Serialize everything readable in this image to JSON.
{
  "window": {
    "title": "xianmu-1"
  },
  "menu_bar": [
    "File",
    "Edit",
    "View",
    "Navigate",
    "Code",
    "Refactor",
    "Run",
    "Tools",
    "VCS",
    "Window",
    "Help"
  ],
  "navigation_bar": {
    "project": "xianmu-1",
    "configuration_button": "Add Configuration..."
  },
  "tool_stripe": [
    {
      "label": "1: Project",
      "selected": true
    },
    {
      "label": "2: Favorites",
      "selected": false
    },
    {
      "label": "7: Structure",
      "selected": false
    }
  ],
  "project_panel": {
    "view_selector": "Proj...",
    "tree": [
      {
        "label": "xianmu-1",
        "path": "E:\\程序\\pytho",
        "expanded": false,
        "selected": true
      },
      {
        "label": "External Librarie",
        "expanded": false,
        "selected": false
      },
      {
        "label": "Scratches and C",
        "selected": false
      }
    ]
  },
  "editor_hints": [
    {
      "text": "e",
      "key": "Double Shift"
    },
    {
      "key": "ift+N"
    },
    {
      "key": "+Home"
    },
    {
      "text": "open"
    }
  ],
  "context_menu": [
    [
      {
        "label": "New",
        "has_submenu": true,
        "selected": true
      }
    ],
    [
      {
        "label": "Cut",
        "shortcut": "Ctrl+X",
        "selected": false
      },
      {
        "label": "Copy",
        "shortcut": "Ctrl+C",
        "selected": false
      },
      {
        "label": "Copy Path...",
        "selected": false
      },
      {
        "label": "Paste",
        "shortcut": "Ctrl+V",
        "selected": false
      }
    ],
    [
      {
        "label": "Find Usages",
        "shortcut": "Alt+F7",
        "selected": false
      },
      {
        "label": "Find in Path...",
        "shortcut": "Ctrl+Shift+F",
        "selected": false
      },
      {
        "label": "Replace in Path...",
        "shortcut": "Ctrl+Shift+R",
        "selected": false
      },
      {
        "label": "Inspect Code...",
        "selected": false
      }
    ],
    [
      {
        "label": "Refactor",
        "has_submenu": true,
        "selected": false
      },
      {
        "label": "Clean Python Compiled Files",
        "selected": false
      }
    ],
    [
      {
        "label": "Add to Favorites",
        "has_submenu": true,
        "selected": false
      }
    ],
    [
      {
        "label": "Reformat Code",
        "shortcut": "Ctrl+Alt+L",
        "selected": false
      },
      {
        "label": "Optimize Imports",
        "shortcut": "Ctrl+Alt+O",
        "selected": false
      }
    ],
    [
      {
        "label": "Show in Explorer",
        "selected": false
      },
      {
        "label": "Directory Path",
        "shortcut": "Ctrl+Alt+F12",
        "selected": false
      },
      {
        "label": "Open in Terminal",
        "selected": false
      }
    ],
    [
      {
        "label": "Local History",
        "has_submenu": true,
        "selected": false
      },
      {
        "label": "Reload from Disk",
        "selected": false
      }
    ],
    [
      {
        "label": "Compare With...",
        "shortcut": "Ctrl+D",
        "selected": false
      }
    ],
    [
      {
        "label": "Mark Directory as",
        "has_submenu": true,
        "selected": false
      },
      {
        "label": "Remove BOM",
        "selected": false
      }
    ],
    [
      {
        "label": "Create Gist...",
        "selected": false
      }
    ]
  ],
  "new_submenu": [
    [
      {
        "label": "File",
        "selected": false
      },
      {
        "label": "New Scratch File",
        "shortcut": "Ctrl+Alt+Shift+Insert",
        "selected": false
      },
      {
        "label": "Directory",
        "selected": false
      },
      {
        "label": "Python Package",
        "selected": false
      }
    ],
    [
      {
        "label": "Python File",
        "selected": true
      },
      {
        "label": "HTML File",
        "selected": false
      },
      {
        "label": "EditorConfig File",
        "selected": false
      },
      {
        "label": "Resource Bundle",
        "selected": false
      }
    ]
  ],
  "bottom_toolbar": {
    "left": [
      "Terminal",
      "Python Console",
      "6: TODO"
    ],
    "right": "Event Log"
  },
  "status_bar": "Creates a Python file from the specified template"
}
******
== Set problem ==
Check each line of the entries above for the word "Find". List the ones that have it.

== Finished exercise ==
        "label": "Find Usages",
        "label": "Find in Path...",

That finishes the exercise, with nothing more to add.